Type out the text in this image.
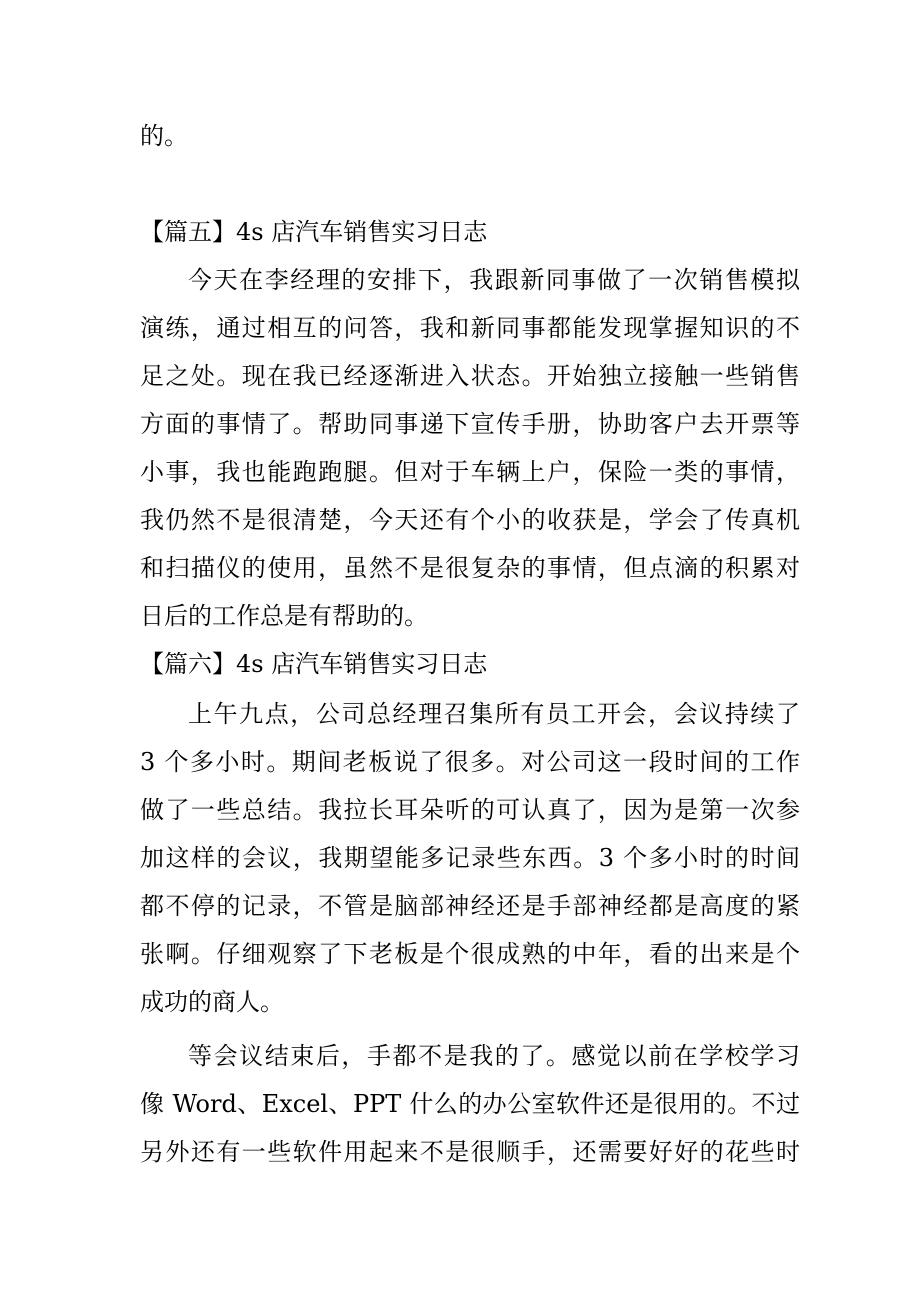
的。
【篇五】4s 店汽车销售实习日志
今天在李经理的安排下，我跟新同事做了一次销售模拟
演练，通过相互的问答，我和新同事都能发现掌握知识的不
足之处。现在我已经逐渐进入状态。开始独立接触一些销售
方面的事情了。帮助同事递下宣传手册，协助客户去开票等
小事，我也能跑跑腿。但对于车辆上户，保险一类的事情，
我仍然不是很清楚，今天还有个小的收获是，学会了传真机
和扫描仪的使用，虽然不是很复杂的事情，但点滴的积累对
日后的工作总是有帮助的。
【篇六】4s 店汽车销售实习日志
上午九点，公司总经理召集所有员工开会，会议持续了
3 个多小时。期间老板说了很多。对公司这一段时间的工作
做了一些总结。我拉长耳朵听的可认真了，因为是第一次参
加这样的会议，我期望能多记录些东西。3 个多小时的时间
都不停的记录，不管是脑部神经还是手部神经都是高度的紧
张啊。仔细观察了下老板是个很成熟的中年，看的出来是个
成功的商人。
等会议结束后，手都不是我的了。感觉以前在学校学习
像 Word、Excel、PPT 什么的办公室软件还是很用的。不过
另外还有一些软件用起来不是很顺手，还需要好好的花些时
===
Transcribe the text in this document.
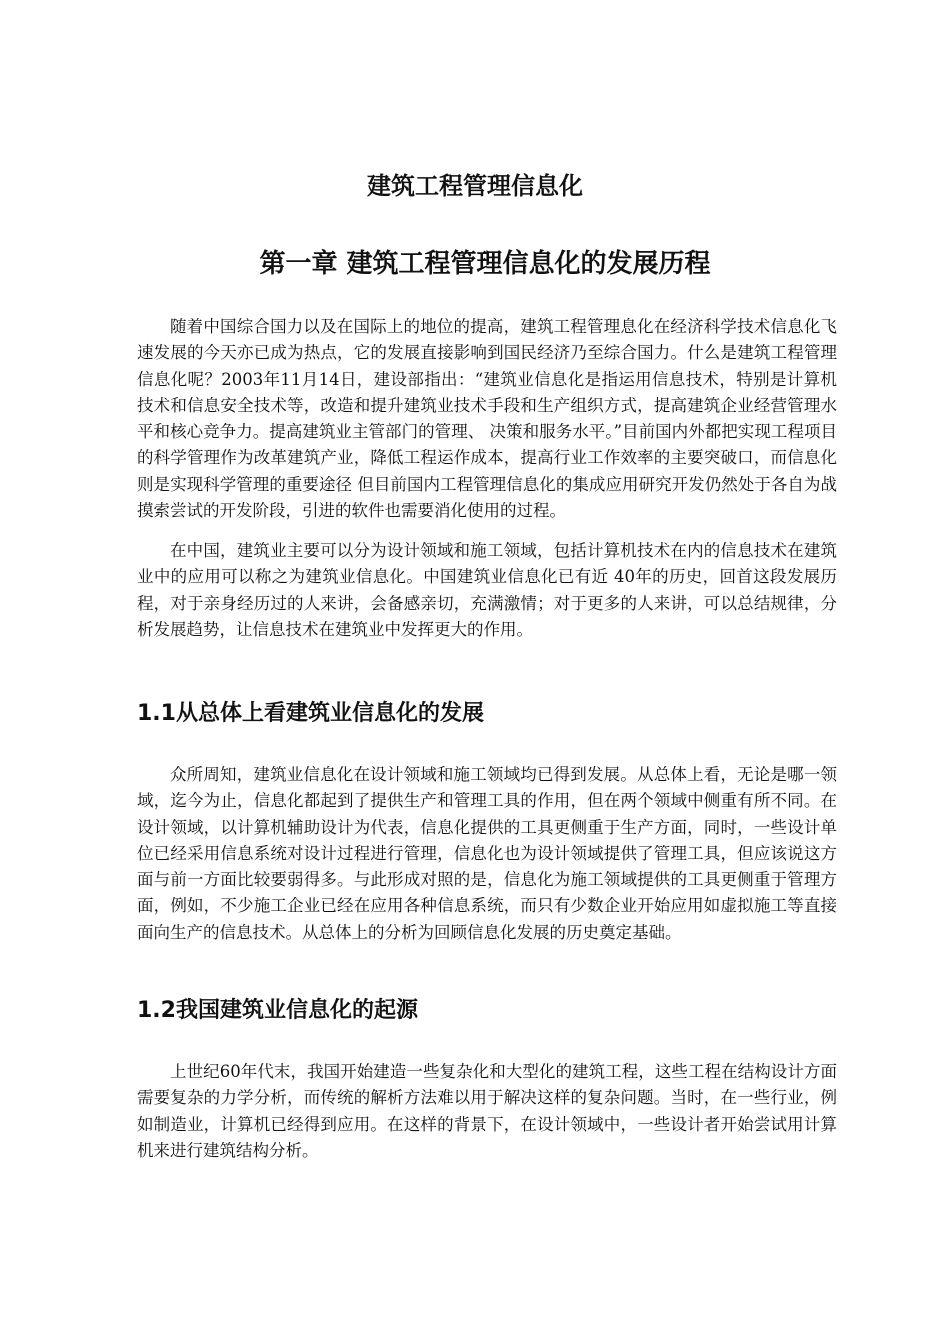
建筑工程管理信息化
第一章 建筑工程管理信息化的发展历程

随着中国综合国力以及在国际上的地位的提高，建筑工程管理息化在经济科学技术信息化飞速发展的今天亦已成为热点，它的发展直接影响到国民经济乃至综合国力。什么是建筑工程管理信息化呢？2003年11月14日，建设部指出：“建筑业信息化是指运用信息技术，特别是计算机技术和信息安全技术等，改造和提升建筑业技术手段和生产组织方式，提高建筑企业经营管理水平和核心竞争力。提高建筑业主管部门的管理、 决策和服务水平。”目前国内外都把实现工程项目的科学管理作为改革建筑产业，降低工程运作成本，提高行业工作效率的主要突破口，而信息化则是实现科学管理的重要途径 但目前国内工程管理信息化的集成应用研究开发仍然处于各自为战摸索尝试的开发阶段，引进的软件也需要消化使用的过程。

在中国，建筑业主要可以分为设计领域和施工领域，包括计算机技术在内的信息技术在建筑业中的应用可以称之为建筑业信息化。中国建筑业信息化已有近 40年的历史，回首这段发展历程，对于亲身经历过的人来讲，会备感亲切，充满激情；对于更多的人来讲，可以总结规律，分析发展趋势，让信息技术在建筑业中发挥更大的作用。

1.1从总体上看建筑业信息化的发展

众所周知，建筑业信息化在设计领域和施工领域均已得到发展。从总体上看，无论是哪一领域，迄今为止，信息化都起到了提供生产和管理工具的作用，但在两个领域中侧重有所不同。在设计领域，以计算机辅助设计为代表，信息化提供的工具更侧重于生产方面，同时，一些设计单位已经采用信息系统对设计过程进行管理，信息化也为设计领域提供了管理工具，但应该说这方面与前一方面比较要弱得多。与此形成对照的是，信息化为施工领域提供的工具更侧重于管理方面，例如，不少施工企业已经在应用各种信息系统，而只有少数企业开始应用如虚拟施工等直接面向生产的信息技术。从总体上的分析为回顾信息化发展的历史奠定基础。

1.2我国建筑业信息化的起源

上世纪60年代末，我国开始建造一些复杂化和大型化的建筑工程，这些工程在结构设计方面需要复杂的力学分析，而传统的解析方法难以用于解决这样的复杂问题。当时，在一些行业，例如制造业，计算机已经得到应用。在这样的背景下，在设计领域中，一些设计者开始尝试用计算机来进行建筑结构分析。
===
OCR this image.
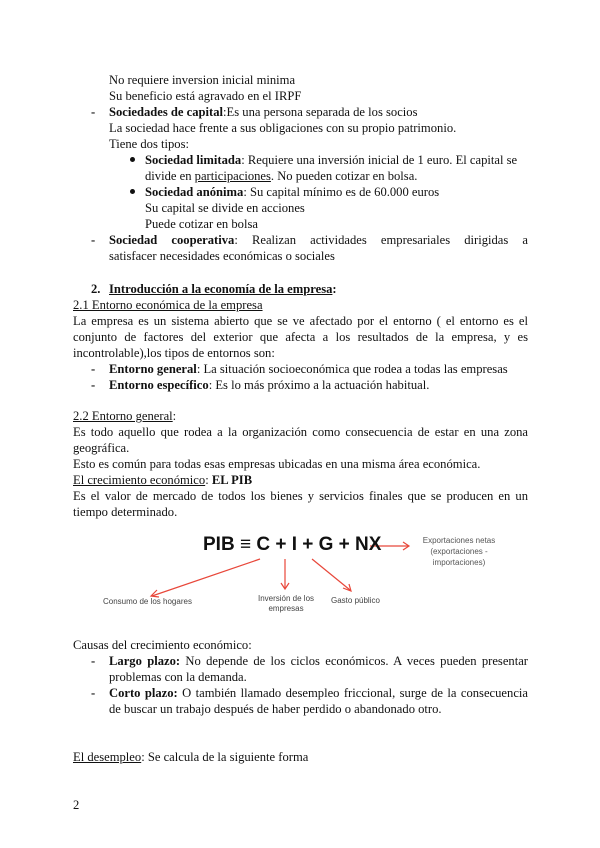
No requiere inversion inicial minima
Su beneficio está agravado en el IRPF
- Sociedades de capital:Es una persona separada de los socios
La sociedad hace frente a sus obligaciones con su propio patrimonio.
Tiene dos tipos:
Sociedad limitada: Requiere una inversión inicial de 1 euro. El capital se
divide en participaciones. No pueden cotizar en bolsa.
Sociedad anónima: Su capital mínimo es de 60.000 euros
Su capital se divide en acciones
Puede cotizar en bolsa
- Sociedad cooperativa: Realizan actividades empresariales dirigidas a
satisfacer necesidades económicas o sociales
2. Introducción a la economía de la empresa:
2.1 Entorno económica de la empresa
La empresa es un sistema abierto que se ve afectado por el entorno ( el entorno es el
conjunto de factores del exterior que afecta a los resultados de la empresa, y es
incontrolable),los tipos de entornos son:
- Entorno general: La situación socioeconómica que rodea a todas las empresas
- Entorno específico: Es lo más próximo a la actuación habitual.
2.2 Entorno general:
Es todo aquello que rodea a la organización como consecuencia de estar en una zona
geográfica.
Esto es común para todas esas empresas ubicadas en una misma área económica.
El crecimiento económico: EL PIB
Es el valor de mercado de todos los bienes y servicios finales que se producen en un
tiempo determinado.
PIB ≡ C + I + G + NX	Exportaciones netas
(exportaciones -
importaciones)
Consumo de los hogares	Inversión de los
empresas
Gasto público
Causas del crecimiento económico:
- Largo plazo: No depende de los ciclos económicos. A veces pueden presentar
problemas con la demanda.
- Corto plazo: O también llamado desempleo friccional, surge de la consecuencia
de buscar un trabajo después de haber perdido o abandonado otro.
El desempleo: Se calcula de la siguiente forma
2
===
* **SHORT TASK**: Look for lines containing the string "rodea" and copy them all.

* **OUTPUT FOR THIS EXERCISE**:
- Entorno general: La situación socioeconómica que rodea a todas las empresas
Es todo aquello que rodea a la organización como consecuencia de estar en una zona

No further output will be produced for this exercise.